▸ Problem details
Lines that contain the string "xmax" are to be copied; leave out all others.

▸ Dataset content

• • • •

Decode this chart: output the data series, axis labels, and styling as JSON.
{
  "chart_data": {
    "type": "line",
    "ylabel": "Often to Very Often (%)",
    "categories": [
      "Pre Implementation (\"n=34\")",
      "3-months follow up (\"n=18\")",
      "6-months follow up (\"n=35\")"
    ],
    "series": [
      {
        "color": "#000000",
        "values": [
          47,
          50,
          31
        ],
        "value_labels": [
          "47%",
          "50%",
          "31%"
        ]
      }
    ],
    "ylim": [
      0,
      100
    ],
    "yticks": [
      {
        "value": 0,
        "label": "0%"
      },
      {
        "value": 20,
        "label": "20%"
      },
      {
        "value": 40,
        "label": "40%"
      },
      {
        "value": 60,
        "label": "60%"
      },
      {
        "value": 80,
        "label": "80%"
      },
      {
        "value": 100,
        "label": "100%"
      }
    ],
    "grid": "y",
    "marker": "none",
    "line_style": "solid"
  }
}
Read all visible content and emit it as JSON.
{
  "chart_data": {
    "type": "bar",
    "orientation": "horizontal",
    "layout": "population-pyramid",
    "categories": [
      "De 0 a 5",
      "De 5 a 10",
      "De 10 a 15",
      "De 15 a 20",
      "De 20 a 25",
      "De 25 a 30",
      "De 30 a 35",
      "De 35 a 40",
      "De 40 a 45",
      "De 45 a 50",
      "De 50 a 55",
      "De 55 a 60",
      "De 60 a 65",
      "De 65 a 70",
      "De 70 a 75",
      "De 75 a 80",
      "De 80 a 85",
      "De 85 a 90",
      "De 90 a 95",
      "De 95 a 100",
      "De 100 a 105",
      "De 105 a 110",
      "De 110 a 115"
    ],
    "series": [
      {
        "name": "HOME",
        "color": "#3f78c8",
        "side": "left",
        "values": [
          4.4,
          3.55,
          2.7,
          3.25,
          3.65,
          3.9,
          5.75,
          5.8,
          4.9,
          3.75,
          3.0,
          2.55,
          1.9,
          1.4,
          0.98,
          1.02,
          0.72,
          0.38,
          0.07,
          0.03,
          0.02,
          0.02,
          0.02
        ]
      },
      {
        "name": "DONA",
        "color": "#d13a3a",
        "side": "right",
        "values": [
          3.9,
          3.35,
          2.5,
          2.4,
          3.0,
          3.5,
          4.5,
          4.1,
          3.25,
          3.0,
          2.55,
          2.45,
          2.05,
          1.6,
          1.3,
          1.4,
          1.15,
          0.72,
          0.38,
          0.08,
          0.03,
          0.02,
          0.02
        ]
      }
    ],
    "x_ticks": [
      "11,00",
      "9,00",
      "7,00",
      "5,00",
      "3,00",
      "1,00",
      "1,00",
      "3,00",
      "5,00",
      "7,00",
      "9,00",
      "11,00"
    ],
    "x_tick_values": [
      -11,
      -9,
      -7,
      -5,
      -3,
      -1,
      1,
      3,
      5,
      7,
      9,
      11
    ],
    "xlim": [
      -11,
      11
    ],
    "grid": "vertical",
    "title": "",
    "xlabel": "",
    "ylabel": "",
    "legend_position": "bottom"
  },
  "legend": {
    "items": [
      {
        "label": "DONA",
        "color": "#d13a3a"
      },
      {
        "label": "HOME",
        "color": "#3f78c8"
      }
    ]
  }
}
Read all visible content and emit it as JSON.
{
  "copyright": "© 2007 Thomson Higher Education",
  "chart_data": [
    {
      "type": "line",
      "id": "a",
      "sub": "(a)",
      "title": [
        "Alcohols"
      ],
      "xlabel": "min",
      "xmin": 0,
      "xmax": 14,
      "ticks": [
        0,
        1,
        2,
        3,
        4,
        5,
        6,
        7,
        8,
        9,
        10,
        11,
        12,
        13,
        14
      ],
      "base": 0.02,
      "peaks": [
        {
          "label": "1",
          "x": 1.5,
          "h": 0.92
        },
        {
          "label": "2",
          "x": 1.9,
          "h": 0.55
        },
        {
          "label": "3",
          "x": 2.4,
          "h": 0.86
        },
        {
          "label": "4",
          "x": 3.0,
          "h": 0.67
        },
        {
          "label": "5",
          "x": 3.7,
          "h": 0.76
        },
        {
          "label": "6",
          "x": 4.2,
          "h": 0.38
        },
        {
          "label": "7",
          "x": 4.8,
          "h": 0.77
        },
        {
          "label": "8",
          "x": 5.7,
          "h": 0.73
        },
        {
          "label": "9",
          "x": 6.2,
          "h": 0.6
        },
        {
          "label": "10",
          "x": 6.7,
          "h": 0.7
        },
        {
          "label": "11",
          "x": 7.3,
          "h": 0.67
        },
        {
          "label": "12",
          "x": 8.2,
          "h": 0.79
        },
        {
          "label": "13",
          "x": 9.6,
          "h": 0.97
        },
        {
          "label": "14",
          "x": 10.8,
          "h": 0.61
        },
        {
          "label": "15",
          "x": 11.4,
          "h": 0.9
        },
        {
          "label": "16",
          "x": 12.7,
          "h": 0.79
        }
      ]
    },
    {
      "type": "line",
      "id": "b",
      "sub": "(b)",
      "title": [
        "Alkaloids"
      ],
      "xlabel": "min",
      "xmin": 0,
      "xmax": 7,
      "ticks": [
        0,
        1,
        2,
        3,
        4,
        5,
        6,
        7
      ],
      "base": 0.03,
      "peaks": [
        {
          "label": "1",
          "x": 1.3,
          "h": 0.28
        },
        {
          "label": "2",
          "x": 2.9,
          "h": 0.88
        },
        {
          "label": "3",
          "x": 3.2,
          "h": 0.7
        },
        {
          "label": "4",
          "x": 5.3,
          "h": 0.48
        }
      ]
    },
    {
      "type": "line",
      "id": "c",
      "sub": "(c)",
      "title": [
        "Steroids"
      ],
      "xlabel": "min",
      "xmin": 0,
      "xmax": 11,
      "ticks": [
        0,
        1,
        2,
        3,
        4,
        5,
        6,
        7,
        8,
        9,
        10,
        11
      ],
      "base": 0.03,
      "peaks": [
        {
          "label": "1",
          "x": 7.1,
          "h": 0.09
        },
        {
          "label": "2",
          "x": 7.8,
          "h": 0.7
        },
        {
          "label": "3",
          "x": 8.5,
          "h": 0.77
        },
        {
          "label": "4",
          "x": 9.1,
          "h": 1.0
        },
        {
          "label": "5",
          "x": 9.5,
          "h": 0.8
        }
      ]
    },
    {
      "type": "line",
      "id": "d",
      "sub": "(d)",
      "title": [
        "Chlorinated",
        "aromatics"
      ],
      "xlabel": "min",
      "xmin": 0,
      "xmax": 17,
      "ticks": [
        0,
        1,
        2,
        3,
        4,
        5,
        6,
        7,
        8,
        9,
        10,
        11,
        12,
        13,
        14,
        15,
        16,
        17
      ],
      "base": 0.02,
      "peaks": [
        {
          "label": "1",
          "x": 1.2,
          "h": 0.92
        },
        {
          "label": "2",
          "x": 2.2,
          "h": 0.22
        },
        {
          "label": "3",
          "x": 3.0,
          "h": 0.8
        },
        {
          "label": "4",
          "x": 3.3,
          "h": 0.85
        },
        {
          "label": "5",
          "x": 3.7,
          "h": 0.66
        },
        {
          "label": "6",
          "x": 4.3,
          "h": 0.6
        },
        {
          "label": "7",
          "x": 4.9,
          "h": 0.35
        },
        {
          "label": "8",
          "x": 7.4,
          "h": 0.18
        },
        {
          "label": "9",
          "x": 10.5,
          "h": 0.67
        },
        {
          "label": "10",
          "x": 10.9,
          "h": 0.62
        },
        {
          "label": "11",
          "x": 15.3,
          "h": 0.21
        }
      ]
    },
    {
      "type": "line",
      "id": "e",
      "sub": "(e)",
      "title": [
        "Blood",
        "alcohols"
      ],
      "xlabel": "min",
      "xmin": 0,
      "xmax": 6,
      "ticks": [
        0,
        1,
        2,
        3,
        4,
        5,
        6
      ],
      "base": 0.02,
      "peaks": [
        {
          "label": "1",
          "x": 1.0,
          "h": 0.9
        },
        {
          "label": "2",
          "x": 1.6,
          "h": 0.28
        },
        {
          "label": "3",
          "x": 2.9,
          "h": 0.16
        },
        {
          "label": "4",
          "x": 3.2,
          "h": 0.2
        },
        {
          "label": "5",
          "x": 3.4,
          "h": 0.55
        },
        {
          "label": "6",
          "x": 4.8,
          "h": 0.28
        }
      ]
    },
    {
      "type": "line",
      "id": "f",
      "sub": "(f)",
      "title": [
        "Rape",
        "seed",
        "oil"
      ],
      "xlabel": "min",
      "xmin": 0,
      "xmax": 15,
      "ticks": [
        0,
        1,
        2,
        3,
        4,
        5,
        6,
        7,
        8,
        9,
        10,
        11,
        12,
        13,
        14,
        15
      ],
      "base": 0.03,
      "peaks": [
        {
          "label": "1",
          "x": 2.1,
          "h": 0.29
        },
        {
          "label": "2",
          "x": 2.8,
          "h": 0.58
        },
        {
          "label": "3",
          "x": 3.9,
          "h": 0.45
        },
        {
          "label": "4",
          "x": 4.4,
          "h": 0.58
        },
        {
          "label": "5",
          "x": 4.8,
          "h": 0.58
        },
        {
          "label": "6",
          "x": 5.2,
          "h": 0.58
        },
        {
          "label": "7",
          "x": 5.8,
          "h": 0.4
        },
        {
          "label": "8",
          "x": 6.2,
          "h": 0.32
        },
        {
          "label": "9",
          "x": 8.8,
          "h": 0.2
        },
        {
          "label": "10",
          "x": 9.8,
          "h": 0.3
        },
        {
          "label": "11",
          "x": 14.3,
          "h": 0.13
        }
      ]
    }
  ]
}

• • • •

▸ In response
      "xmax": 14,
      "xmax": 7,
      "xmax": 11,
      "xmax": 17,
      "xmax": 6,
      "xmax": 15,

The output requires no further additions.